* _Directions_
Locate all lines with the word "rápida". Copy them.

___

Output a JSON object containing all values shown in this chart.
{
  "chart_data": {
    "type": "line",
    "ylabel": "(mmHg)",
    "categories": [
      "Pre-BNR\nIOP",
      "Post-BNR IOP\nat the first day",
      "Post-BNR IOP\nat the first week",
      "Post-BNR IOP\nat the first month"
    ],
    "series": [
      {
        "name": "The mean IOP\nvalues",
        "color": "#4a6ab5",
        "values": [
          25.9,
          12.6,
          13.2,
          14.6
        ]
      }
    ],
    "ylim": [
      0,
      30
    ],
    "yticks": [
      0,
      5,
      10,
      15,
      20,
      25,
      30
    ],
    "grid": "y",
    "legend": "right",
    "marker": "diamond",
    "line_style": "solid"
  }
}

___

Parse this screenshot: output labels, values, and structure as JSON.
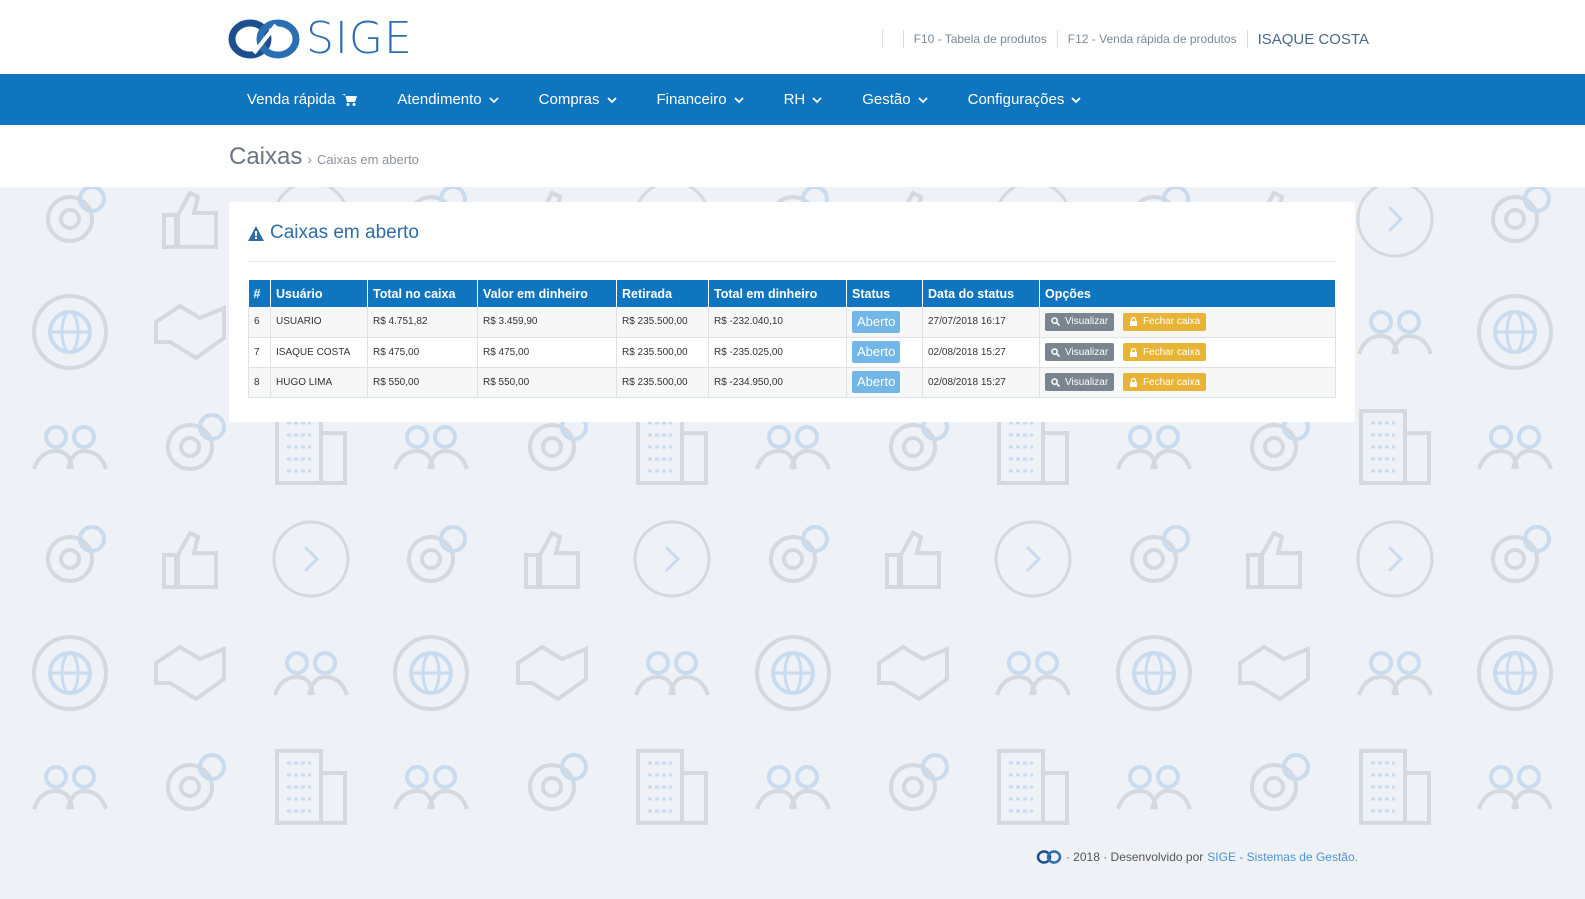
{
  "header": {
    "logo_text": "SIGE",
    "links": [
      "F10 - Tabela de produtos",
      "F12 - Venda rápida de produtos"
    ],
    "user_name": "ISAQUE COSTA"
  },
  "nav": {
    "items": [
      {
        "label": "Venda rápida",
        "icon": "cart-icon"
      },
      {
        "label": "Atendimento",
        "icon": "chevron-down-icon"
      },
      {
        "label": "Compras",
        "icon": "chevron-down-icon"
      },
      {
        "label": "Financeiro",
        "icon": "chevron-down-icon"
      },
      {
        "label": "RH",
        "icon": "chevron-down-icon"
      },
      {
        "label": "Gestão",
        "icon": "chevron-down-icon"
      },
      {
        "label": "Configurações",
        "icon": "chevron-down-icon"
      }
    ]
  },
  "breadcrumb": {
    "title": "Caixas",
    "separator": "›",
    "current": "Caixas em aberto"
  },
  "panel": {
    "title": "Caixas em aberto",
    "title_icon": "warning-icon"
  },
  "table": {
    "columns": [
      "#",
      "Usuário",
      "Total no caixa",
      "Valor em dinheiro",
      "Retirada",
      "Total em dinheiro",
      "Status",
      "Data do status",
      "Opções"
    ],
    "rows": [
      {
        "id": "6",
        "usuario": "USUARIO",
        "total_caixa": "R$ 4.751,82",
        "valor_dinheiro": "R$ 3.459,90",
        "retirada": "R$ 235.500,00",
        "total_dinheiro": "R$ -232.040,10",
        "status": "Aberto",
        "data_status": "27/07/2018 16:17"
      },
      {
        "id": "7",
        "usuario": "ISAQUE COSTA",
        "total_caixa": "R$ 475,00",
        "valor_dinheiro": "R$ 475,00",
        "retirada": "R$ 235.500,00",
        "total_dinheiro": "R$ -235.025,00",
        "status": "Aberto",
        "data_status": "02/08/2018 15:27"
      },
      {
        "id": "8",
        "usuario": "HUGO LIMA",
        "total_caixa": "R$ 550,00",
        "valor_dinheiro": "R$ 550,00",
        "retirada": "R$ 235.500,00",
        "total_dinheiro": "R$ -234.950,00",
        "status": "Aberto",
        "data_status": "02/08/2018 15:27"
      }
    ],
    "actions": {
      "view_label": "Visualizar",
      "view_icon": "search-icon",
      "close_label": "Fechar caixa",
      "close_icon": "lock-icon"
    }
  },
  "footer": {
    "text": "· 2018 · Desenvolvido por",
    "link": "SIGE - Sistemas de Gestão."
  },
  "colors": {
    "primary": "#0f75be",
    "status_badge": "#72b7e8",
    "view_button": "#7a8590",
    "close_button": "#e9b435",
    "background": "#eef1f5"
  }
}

___

* _Response_
      "F12 - Venda rápida de produtos"
        "label": "Venda rápida",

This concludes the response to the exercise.